» **What to do**: List each line of the data that holds the word "Marron".

» **Records for the task**:
--------------------------------------------------

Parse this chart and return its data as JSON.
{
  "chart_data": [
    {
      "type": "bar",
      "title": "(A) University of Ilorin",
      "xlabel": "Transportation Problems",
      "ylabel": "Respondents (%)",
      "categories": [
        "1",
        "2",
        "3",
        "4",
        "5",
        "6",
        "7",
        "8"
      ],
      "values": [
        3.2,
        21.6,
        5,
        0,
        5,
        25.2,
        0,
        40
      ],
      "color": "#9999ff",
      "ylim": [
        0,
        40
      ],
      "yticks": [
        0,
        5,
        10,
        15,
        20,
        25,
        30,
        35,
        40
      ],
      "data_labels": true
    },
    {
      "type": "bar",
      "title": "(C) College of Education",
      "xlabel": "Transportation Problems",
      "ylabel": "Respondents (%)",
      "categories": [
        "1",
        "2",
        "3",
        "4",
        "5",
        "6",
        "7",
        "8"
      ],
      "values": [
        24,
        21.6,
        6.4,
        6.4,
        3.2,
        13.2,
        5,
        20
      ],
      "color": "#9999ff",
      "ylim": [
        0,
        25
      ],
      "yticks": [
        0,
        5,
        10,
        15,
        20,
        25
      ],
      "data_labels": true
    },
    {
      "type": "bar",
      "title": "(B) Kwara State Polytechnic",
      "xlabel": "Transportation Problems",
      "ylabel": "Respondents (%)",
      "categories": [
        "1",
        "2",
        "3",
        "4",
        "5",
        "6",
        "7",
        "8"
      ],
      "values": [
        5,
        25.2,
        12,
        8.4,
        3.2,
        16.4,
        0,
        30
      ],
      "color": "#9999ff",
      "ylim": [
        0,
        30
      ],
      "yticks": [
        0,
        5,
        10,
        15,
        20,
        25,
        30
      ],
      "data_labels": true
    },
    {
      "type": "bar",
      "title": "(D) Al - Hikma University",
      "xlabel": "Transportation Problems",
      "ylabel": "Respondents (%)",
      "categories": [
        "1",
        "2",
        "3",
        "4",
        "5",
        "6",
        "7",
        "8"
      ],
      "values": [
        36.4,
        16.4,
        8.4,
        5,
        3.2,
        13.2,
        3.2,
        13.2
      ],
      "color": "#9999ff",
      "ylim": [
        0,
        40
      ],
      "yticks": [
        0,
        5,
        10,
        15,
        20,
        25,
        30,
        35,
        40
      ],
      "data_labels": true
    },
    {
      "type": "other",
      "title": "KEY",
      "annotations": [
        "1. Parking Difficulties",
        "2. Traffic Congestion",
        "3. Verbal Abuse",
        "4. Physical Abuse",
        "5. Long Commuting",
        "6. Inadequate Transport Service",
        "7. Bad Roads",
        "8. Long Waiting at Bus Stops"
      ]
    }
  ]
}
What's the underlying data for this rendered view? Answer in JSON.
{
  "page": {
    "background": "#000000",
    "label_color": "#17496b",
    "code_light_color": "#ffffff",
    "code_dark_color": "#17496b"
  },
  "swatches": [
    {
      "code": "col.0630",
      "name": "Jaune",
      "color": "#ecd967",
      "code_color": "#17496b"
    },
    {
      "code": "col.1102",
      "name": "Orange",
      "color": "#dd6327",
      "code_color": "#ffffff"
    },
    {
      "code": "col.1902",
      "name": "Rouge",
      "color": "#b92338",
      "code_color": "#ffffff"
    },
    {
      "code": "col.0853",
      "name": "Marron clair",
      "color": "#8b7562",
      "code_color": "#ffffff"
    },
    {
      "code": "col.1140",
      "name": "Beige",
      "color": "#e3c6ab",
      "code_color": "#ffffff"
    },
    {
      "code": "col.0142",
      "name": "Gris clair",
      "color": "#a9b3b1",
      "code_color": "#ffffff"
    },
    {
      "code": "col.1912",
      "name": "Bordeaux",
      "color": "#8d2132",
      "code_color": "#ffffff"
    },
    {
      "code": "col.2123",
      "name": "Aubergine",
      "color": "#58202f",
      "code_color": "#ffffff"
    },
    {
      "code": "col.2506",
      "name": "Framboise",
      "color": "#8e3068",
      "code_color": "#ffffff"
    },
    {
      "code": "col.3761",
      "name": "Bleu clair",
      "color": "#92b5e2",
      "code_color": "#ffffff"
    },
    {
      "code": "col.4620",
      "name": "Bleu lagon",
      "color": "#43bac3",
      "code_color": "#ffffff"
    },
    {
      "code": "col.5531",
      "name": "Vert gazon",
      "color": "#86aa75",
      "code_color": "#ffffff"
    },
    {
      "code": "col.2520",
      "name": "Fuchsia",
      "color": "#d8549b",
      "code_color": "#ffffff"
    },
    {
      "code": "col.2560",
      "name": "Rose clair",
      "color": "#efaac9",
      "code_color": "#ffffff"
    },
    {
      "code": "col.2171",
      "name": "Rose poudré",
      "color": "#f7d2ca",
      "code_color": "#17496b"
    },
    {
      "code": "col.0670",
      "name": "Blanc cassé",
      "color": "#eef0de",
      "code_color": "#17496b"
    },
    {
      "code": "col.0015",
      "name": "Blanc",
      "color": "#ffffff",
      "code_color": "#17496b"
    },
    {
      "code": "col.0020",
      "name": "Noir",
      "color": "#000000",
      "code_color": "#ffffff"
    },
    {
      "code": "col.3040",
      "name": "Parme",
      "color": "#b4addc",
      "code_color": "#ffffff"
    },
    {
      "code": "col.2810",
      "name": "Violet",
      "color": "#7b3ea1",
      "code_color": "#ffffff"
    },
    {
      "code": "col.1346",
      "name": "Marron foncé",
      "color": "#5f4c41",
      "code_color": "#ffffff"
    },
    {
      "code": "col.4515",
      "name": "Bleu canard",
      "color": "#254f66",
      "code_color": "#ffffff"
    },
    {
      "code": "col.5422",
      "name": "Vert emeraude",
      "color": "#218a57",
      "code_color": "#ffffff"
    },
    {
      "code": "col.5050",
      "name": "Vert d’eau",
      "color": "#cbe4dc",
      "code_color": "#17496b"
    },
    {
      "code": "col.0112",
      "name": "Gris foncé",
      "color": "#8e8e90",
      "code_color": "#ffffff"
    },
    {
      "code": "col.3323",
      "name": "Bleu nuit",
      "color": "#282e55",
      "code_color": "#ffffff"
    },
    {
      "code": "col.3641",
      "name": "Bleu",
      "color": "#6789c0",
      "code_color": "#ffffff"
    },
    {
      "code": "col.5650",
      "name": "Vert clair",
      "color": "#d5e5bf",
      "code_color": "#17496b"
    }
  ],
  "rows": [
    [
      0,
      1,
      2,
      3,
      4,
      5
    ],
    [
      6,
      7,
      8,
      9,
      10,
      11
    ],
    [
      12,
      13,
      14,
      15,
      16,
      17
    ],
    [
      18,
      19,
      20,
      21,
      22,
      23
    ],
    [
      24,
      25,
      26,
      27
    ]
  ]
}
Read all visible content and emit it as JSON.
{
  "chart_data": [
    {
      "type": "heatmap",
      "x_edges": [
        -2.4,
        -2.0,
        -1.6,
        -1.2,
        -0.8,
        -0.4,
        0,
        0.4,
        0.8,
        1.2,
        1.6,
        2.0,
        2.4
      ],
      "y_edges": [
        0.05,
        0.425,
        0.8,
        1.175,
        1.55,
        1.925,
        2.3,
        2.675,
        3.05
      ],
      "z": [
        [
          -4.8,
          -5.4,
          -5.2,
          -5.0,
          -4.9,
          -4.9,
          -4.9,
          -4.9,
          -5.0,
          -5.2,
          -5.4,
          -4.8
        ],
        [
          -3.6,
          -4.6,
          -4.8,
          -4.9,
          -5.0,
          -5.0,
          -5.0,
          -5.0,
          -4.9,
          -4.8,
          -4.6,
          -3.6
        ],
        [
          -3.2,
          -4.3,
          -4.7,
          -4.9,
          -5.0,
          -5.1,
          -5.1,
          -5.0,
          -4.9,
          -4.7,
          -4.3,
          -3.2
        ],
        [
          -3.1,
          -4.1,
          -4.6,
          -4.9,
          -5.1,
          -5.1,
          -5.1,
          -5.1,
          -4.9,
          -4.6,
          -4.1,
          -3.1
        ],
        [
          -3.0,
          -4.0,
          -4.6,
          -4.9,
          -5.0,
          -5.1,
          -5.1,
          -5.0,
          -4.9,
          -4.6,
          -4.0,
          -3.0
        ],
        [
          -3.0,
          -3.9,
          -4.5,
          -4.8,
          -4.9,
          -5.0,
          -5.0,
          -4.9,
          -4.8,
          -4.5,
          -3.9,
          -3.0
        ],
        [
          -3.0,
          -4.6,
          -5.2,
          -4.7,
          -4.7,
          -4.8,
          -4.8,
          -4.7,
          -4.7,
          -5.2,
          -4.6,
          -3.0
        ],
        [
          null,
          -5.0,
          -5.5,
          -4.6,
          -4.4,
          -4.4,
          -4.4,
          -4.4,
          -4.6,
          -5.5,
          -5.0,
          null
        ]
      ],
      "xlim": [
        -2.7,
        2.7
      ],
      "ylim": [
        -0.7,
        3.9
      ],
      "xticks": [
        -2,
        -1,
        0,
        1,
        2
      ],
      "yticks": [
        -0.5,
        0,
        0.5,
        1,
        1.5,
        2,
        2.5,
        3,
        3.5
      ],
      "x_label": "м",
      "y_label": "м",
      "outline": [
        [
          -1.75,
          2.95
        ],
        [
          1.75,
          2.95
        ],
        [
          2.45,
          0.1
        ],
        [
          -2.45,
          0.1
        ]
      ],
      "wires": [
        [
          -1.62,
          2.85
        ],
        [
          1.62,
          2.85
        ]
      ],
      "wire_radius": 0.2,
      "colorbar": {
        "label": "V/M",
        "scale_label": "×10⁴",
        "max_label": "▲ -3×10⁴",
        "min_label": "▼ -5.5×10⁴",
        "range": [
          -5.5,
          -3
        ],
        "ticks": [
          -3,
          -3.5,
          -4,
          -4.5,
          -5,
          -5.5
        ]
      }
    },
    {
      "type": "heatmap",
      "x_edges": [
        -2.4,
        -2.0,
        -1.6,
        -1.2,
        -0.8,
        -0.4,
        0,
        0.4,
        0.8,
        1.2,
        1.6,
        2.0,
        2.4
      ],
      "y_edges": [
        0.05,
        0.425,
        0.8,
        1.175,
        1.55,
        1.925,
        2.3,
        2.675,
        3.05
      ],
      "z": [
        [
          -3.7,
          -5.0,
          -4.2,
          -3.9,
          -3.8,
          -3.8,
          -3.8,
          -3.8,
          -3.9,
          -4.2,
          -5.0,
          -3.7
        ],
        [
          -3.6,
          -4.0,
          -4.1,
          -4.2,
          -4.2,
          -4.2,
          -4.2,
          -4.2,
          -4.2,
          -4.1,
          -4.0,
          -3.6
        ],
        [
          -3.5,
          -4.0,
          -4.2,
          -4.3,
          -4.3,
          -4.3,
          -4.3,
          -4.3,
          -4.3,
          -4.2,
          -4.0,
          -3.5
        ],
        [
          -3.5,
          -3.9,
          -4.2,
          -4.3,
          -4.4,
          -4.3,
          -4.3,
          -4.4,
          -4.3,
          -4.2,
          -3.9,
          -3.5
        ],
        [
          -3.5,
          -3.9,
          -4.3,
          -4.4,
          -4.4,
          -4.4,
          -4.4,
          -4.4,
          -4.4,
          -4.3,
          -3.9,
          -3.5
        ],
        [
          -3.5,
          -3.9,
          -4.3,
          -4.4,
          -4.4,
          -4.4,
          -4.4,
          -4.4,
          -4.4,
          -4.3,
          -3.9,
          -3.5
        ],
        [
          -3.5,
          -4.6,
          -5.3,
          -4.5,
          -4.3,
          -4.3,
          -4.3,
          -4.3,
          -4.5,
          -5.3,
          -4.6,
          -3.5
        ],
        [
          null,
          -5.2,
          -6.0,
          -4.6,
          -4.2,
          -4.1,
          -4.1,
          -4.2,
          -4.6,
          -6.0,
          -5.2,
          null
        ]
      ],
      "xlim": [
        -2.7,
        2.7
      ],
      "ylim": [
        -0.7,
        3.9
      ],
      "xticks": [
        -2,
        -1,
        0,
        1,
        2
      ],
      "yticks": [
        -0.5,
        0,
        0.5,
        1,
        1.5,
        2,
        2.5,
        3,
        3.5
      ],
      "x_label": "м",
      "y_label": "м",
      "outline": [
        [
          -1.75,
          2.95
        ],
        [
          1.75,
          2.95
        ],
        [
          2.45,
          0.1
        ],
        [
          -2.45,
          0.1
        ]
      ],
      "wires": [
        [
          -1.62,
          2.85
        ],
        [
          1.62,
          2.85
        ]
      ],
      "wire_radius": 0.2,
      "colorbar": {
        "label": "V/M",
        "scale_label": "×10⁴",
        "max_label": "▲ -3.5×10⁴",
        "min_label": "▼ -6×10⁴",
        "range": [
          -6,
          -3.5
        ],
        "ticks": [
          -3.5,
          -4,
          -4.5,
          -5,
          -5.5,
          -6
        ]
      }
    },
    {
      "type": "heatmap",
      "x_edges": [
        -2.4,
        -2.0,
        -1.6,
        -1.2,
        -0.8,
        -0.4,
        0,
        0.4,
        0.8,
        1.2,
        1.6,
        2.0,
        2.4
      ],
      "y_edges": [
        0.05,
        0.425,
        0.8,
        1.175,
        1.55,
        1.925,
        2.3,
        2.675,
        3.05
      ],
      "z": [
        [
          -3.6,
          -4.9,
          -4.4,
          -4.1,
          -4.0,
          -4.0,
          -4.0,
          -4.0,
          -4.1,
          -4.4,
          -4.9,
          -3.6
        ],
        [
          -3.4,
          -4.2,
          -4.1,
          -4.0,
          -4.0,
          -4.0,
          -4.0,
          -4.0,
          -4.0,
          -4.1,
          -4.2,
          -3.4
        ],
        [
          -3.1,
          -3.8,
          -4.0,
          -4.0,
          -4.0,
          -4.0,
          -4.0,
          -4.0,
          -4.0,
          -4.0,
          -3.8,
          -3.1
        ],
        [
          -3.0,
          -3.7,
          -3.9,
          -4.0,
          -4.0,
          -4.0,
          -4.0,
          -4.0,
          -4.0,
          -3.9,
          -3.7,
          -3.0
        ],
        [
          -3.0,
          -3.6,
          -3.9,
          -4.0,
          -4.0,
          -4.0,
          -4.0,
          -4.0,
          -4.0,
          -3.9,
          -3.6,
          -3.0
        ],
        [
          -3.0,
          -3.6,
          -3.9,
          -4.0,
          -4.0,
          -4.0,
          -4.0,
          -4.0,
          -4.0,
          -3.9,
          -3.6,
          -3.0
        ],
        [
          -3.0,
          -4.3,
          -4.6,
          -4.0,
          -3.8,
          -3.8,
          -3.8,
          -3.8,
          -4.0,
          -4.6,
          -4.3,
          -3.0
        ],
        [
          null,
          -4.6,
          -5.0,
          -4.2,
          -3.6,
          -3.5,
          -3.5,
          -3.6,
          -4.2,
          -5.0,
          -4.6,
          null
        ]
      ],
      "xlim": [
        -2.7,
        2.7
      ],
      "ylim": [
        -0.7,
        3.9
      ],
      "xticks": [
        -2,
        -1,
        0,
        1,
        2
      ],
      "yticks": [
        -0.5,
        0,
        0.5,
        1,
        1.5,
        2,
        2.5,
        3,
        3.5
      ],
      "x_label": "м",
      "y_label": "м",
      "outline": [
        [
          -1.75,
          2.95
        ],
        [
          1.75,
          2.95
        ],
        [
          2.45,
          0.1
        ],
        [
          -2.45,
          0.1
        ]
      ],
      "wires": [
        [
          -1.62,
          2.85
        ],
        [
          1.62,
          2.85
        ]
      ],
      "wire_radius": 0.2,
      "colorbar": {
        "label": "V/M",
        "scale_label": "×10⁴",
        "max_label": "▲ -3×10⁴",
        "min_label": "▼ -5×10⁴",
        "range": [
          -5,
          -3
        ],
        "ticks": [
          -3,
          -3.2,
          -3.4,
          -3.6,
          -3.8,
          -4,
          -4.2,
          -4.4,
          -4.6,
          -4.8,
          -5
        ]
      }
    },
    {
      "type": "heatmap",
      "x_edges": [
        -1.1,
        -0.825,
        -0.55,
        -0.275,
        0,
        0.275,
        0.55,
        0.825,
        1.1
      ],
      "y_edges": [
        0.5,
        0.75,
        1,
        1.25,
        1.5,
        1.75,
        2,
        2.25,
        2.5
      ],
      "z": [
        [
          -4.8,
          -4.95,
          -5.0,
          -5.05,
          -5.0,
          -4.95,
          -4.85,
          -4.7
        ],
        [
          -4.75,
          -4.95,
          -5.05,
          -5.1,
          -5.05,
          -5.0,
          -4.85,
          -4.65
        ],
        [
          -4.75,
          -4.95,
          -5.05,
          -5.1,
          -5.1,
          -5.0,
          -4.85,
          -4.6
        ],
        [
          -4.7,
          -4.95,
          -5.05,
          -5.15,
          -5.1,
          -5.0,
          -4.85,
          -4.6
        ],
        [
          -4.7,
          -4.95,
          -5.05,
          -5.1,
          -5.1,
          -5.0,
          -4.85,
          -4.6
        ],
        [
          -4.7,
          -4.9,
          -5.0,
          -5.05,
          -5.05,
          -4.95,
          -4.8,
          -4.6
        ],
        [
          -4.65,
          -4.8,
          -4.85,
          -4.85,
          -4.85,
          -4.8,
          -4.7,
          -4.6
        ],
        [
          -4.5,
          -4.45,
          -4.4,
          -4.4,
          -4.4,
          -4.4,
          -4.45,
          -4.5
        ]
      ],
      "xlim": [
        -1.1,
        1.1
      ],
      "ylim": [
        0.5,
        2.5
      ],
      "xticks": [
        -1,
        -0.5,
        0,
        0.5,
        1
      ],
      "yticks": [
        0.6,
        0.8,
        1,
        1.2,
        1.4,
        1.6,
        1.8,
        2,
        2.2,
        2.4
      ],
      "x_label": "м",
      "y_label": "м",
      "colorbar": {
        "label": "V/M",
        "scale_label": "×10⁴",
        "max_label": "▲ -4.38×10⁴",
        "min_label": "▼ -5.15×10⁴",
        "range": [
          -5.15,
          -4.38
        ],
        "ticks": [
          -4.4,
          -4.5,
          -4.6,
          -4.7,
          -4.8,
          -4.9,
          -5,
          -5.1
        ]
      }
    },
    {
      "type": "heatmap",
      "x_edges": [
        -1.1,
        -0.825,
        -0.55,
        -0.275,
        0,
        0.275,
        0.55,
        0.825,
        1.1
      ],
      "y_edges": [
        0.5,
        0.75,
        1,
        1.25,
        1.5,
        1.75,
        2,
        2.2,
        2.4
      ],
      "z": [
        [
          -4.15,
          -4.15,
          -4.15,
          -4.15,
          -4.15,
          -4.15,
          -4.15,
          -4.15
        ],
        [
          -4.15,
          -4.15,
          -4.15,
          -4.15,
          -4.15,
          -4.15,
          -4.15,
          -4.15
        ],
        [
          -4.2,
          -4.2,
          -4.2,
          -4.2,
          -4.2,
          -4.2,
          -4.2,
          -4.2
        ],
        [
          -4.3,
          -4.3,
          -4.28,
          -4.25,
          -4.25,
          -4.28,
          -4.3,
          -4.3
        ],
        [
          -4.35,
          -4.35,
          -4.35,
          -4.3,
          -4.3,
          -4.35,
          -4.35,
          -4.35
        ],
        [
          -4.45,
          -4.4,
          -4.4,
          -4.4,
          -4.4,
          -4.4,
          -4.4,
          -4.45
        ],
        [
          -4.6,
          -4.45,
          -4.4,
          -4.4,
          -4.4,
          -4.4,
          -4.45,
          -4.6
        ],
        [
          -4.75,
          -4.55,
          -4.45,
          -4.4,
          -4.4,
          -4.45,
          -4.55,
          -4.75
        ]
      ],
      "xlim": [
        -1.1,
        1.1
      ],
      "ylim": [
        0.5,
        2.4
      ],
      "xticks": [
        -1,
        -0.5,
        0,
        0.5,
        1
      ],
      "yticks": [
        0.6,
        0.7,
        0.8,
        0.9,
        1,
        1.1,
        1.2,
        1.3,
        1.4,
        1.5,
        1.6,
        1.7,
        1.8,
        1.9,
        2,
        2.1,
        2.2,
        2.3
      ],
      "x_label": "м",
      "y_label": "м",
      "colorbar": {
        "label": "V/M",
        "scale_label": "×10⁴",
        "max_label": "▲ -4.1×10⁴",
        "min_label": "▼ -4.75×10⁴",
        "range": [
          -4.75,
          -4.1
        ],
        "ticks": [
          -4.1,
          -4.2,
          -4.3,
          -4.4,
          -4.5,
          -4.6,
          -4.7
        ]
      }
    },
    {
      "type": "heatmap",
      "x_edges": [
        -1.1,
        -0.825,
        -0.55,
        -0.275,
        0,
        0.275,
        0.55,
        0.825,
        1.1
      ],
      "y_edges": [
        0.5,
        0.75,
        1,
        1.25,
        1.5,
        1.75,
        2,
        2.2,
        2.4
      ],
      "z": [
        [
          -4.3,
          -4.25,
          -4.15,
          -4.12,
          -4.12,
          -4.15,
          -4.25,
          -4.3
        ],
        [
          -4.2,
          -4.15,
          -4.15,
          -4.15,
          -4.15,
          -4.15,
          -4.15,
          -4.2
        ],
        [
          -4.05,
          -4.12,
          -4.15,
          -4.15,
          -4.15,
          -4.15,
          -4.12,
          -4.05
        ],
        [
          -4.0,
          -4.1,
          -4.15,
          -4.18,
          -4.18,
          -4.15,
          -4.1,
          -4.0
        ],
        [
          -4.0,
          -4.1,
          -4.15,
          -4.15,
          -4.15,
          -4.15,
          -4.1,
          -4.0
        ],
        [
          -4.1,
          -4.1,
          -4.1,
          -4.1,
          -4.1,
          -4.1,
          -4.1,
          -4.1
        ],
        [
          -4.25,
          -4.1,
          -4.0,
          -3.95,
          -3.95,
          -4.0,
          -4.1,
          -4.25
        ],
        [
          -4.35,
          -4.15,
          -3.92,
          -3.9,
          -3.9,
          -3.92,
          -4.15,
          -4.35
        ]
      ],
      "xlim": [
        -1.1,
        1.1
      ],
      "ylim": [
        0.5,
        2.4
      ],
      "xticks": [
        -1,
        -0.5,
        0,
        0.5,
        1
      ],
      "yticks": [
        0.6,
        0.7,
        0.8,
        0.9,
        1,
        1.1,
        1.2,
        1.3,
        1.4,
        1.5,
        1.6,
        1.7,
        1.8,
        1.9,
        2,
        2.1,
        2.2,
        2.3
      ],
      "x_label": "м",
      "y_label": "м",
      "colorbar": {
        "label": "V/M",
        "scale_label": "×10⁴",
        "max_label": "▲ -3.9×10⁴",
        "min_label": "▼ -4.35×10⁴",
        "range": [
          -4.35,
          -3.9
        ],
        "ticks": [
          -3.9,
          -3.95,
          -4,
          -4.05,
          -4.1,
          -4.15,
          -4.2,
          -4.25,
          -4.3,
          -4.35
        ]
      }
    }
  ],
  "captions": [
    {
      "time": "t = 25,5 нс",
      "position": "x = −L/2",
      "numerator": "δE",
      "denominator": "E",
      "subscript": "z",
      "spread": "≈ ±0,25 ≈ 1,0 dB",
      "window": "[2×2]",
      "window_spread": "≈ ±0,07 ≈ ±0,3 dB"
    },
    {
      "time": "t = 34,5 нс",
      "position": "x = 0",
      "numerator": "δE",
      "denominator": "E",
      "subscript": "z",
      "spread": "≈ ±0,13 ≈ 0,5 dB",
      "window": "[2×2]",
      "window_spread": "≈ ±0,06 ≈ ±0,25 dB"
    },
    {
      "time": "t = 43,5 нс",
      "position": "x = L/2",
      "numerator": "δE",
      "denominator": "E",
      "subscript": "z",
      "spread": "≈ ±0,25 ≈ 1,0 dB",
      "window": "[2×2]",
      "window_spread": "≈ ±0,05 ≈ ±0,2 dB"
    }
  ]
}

--------------------------------------------------

» **Task solution**:
      "name": "Marron clair",
      "name": "Marron foncé",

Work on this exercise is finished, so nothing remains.